Written instruction: Tally how many lines include "中国农民丰收节". The number is the whole answer.

Data entries:
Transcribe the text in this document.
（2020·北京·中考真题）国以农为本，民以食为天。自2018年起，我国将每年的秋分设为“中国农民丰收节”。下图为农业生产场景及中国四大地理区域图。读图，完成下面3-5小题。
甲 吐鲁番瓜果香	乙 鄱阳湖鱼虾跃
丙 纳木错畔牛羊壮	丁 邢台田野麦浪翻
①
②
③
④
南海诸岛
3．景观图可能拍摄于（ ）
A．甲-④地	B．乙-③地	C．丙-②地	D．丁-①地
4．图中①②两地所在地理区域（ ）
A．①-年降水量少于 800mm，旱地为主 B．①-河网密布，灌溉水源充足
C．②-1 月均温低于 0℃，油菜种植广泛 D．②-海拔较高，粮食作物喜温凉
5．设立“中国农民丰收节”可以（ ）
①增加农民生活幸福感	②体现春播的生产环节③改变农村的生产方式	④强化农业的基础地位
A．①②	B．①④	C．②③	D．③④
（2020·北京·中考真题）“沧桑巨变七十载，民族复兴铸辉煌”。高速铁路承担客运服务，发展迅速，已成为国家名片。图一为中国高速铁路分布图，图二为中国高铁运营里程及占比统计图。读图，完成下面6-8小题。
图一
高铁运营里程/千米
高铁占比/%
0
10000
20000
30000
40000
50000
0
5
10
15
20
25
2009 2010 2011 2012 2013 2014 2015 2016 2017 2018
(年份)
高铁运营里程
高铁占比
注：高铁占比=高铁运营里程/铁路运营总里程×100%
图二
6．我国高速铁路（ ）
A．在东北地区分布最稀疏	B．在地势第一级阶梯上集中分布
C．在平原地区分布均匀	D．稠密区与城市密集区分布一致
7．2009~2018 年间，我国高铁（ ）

Finished task: 2